- [BRIEF] The data must be returned in full and exactly as given.

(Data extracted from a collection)

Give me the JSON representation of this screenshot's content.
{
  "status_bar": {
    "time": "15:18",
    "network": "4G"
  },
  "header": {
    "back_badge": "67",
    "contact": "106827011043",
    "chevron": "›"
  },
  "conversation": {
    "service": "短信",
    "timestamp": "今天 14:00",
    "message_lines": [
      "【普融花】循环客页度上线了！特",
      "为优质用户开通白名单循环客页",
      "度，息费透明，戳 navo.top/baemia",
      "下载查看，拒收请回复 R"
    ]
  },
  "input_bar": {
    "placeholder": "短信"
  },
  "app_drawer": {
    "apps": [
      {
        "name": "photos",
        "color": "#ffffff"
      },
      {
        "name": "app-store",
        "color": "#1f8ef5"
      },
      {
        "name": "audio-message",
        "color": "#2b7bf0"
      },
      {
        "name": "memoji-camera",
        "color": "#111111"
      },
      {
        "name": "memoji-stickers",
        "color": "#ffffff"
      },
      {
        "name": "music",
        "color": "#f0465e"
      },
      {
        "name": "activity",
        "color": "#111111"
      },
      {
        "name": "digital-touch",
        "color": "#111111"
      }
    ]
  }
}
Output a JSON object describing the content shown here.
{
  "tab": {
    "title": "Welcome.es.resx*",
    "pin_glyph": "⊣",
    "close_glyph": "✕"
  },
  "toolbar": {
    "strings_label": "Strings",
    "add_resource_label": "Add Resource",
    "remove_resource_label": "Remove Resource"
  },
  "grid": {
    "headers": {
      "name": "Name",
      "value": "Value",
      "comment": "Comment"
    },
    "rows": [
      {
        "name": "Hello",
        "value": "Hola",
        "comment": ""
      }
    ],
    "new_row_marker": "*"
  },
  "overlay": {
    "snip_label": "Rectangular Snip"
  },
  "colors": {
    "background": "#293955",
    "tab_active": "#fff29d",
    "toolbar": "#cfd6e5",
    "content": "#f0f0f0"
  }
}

- [PROBLEM SOLUTION]
Give me the JSON representation of this screenshot's content.
{
  "status_bar": {
    "time": "15:18",
    "network": "4G"
  },
  "header": {
    "back_badge": "67",
    "contact": "106827011043",
    "chevron": "›"
  },
  "conversation": {
    "service": "短信",
    "timestamp": "今天 14:00",
    "message_lines": [
      "【普融花】循环客页度上线了！特",
      "为优质用户开通白名单循环客页",
      "度，息费透明，戳 navo.top/baemia",
      "下载查看，拒收请回复 R"
    ]
  },
  "input_bar": {
    "placeholder": "短信"
  },
  "app_drawer": {
    "apps": [
      {
        "name": "photos",
        "color": "#ffffff"
      },
      {
        "name": "app-store",
        "color": "#1f8ef5"
      },
      {
        "name": "audio-message",
        "color": "#2b7bf0"
      },
      {
        "name": "memoji-camera",
        "color": "#111111"
      },
      {
        "name": "memoji-stickers",
        "color": "#ffffff"
      },
      {
        "name": "music",
        "color": "#f0465e"
      },
      {
        "name": "activity",
        "color": "#111111"
      },
      {
        "name": "digital-touch",
        "color": "#111111"
      }
    ]
  }
}
Output a JSON object describing the content shown here.
{
  "tab": {
    "title": "Welcome.es.resx*",
    "pin_glyph": "⊣",
    "close_glyph": "✕"
  },
  "toolbar": {
    "strings_label": "Strings",
    "add_resource_label": "Add Resource",
    "remove_resource_label": "Remove Resource"
  },
  "grid": {
    "headers": {
      "name": "Name",
      "value": "Value",
      "comment": "Comment"
    },
    "rows": [
      {
        "name": "Hello",
        "value": "Hola",
        "comment": ""
      }
    ],
    "new_row_marker": "*"
  },
  "overlay": {
    "snip_label": "Rectangular Snip"
  },
  "colors": {
    "background": "#293955",
    "tab_active": "#fff29d",
    "toolbar": "#cfd6e5",
    "content": "#f0f0f0"
  }
}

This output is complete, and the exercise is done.